-- START OF GIVEN ENTRIES --

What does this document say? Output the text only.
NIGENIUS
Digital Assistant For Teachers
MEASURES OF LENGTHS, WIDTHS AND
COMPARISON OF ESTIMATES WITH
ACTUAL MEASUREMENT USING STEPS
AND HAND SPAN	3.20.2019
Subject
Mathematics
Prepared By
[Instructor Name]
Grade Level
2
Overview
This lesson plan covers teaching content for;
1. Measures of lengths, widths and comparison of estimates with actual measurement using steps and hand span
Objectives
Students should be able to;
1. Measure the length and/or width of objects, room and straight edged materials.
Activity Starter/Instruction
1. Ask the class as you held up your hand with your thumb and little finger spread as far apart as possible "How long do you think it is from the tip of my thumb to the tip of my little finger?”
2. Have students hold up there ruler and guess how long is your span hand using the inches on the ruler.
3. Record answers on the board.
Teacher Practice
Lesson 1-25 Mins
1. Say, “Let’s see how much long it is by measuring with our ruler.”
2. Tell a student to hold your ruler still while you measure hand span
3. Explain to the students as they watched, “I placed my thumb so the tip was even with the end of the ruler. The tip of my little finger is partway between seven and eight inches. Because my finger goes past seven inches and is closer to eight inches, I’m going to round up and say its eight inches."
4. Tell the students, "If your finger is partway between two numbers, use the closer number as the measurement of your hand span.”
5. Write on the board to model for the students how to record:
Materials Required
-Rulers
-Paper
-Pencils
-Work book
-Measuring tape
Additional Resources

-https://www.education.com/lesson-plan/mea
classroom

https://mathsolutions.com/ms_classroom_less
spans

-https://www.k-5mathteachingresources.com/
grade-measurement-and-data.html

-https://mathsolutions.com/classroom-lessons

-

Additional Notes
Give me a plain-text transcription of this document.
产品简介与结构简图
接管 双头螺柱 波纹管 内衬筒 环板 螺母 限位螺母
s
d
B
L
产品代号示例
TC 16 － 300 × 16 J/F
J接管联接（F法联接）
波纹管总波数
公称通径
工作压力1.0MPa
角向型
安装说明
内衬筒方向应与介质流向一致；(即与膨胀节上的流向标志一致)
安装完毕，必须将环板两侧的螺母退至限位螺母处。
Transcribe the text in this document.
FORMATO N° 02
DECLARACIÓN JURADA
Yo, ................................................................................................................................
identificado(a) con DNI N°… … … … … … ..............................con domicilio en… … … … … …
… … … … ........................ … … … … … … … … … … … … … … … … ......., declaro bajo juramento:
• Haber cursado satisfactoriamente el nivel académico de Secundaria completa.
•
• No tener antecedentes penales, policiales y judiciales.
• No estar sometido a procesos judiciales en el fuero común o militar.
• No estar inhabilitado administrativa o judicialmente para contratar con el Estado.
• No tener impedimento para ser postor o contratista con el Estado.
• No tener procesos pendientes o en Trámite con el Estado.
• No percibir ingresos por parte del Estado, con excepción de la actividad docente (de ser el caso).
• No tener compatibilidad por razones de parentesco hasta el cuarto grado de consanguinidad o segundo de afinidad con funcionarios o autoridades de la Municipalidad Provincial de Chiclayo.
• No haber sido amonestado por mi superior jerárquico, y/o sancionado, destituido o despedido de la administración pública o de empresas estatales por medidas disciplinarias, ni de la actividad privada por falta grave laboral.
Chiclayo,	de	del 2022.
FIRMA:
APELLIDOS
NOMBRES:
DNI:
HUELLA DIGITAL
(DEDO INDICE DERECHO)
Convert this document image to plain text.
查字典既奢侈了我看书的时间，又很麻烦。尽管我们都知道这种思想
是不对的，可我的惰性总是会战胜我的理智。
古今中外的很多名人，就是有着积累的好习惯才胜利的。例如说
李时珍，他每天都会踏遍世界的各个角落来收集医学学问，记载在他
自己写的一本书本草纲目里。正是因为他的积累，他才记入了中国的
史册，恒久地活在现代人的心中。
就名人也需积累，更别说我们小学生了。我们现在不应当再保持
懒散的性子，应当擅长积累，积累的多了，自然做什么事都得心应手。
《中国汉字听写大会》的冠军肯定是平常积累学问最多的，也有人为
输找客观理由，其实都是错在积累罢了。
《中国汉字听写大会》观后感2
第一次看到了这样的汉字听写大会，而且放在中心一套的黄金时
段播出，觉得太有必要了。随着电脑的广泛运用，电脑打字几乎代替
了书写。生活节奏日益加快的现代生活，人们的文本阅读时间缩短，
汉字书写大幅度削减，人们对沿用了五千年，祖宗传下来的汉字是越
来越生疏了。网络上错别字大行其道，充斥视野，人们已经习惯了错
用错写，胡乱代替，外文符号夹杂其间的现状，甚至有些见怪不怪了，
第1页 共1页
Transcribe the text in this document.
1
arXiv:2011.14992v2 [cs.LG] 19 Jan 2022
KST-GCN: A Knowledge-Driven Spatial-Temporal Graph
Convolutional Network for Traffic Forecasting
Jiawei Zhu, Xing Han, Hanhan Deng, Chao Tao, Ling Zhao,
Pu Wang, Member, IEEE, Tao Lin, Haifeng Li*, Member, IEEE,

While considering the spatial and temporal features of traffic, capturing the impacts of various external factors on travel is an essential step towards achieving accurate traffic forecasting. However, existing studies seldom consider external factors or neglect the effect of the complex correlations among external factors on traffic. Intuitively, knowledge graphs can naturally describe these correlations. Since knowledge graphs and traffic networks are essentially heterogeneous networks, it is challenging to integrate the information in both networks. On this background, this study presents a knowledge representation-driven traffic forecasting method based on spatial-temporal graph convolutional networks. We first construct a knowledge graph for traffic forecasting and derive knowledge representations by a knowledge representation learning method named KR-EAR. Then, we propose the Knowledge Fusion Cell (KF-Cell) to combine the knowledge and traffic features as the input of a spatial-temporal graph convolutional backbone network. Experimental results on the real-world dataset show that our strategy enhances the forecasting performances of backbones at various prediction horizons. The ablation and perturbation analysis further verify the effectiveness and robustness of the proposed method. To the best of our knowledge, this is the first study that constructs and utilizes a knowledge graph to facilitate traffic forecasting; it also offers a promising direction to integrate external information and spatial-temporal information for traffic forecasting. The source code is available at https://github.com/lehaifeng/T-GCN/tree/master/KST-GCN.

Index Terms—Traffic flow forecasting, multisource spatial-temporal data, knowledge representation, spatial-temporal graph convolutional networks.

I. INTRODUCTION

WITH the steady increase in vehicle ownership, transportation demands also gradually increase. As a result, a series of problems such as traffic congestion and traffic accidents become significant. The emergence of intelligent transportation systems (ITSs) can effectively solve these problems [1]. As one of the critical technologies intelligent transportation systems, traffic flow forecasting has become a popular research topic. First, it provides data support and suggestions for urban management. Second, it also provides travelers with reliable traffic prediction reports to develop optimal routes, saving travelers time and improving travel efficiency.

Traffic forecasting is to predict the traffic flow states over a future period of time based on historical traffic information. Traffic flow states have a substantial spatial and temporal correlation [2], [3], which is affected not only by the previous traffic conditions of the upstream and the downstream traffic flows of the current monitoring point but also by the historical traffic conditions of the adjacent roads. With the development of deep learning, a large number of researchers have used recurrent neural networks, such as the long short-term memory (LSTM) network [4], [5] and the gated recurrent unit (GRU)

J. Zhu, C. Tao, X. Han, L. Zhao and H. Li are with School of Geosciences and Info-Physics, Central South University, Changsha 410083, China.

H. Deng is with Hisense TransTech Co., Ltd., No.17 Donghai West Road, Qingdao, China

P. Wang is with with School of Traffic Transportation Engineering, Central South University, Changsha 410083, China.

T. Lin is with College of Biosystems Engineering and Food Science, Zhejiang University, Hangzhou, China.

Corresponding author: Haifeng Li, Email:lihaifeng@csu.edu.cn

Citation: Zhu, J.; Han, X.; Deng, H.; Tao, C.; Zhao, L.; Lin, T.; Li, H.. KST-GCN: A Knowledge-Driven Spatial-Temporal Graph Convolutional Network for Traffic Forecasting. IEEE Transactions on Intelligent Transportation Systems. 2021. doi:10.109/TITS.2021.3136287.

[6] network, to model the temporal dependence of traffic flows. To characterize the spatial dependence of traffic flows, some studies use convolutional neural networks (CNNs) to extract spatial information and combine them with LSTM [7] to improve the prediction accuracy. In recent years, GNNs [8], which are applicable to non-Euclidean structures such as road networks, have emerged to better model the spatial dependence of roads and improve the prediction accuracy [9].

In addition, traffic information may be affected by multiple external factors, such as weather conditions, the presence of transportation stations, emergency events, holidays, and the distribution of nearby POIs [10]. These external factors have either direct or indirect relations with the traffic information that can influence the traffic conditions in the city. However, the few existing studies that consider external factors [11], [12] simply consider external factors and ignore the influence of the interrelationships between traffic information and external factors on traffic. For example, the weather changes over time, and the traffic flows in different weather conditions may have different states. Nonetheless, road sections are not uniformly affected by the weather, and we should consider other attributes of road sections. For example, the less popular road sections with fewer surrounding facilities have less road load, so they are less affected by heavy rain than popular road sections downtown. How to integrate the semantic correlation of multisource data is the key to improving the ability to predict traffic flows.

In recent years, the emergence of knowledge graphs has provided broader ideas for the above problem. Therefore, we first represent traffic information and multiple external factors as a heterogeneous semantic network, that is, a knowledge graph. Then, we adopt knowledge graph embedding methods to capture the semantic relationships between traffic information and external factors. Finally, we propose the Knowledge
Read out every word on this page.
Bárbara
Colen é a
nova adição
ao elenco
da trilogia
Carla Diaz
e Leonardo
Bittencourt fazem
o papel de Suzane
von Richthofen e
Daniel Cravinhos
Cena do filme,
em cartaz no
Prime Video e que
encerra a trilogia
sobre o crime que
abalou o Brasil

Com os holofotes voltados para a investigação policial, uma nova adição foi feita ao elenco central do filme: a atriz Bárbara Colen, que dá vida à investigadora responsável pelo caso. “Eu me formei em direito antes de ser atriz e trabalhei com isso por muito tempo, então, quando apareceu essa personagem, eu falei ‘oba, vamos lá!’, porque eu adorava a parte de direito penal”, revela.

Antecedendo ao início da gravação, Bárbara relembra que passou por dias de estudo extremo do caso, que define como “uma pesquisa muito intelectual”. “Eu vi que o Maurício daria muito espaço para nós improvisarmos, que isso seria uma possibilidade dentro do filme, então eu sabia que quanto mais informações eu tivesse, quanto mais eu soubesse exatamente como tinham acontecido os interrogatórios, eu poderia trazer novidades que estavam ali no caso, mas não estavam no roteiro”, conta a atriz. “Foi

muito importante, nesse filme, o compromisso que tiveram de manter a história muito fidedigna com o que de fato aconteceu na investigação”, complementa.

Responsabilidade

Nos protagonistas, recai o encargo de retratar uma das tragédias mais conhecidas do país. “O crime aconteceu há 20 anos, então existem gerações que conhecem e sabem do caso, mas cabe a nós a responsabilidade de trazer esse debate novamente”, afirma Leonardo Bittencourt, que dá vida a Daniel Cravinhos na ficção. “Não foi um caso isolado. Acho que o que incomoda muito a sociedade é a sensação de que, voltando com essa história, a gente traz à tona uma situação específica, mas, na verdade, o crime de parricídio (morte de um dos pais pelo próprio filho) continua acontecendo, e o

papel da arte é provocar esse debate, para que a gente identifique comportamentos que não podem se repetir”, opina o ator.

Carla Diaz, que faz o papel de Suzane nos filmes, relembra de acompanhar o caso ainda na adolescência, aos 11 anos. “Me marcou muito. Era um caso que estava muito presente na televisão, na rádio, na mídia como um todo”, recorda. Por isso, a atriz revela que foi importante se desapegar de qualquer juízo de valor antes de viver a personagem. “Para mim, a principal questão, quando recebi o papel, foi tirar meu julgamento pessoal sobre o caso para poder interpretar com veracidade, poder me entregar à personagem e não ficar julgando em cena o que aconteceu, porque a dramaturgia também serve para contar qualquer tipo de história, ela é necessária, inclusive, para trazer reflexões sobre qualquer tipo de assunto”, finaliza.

-- END OF GIVEN ENTRIES --

### WORK REQUIRED:
Isolate each line of the listing above that includes "hold". Copy it.

### RESULT FOR THIS TASK:
2. Have students hold up there ruler and guess how long is your span hand using the inches on the ruler.
2. Tell a student to hold your ruler still while you measure hand span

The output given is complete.